Records from a collection of figures
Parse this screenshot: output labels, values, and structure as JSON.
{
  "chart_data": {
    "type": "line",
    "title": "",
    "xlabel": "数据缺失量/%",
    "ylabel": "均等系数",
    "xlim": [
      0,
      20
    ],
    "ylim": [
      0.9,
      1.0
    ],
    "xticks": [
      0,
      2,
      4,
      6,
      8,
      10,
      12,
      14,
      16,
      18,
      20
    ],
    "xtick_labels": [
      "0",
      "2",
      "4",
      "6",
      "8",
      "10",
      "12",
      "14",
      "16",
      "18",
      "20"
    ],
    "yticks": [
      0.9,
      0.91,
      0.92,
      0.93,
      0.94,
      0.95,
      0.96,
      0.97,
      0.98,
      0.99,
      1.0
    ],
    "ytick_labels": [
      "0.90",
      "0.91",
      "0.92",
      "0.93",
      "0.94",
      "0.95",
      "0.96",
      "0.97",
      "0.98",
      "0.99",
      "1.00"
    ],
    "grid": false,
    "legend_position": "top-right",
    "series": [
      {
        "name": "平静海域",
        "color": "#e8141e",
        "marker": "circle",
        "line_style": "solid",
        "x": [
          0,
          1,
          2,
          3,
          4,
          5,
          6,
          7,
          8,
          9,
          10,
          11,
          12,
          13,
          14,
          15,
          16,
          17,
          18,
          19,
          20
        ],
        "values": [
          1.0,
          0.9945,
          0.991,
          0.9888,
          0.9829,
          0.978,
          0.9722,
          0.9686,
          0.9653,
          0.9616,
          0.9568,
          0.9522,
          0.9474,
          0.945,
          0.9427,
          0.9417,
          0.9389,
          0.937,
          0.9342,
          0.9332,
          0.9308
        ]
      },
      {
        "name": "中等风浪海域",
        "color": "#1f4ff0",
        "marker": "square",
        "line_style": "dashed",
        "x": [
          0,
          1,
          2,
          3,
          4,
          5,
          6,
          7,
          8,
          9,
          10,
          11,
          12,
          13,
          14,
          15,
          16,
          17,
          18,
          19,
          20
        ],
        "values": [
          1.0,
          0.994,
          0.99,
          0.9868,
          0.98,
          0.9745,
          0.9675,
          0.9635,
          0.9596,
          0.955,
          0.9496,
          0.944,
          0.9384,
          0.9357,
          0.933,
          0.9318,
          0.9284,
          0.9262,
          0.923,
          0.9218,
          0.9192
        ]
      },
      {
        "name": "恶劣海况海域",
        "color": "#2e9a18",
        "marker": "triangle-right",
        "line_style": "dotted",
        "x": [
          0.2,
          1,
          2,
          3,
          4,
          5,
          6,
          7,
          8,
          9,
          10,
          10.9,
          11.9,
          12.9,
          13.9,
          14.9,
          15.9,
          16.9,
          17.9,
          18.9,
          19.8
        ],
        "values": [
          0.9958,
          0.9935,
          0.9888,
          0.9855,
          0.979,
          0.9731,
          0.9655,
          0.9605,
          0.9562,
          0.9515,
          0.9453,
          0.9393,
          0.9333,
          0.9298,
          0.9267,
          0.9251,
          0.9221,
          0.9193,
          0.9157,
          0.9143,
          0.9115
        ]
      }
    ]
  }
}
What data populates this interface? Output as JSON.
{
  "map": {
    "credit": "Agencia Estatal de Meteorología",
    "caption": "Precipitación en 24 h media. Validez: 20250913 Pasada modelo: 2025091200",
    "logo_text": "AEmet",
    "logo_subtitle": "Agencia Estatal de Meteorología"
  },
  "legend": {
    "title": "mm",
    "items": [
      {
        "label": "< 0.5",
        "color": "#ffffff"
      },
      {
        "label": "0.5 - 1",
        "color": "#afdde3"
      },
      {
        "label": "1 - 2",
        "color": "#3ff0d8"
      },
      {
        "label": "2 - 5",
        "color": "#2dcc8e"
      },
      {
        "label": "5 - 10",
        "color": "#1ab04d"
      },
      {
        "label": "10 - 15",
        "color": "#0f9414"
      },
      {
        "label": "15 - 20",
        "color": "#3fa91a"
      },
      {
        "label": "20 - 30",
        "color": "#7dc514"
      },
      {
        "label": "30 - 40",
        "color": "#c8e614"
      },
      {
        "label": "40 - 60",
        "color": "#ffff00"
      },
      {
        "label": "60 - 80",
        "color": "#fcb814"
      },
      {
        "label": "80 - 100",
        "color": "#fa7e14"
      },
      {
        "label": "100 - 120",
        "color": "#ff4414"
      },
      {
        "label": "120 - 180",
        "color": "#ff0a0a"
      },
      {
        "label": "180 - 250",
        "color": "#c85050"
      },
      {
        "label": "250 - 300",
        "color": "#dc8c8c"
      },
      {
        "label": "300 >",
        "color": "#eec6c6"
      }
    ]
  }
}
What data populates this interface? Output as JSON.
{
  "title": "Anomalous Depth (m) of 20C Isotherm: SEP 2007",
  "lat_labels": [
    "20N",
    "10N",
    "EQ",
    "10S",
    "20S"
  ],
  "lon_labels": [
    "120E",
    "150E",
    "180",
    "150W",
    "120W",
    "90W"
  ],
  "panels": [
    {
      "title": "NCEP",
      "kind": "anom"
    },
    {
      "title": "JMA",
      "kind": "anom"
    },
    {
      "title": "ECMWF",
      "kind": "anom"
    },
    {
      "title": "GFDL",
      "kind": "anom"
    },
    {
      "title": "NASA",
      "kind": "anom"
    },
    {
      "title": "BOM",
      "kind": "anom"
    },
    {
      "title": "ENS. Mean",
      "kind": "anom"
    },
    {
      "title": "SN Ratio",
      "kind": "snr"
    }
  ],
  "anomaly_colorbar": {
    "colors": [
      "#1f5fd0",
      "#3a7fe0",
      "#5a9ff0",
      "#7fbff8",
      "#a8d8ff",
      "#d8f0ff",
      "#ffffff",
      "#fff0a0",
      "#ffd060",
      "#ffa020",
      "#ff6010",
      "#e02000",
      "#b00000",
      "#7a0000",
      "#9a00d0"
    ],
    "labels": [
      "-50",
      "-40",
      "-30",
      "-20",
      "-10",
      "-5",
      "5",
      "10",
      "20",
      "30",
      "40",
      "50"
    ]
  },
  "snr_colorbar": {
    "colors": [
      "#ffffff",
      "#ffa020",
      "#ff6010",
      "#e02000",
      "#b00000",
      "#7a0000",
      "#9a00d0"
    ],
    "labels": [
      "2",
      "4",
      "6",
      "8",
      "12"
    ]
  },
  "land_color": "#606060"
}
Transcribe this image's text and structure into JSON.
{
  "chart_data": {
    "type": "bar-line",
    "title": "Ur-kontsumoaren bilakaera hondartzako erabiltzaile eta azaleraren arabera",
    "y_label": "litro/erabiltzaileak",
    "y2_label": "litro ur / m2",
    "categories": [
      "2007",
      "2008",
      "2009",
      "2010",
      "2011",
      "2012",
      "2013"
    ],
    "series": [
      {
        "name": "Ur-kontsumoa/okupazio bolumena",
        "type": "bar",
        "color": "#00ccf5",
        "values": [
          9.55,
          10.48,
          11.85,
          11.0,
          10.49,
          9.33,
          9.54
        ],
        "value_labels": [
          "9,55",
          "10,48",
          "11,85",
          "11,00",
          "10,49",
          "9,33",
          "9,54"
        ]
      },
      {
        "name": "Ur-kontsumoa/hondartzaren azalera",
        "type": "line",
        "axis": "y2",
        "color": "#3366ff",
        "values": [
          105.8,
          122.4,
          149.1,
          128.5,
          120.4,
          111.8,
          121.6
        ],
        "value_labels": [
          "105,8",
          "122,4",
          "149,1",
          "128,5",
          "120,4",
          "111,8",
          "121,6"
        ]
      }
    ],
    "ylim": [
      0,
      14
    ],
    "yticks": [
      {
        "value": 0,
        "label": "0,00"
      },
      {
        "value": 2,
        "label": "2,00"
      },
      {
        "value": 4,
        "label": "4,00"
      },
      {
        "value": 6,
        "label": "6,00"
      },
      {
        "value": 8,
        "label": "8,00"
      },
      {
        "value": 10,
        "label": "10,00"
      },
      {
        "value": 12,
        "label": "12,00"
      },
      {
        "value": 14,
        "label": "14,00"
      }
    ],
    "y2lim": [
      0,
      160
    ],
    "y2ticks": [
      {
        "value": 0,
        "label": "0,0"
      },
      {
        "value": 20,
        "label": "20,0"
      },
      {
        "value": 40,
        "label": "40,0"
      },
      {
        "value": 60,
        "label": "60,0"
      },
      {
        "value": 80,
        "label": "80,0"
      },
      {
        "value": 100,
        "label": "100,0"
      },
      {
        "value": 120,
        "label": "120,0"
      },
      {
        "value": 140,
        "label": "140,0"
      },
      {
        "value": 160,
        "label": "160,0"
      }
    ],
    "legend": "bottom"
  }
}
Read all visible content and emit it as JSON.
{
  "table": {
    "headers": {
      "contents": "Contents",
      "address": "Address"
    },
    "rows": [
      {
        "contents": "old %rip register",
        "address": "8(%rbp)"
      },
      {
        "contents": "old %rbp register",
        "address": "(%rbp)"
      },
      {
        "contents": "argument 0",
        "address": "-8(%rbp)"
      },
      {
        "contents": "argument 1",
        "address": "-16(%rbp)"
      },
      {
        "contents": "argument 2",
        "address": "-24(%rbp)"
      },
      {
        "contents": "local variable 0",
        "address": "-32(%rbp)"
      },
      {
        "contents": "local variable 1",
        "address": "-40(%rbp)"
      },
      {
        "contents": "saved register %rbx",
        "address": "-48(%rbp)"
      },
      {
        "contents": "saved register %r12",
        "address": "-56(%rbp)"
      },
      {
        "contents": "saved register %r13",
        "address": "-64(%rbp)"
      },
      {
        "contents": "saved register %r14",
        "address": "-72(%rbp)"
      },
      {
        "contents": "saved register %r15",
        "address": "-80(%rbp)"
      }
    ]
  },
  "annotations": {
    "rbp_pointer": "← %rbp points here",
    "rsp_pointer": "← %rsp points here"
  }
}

- Task to carry out -
Look through the entries above; copy each line where the string "type" appears.

- Written solution -
    "type": "line",
    "type": "bar-line",
        "type": "bar",
        "type": "line",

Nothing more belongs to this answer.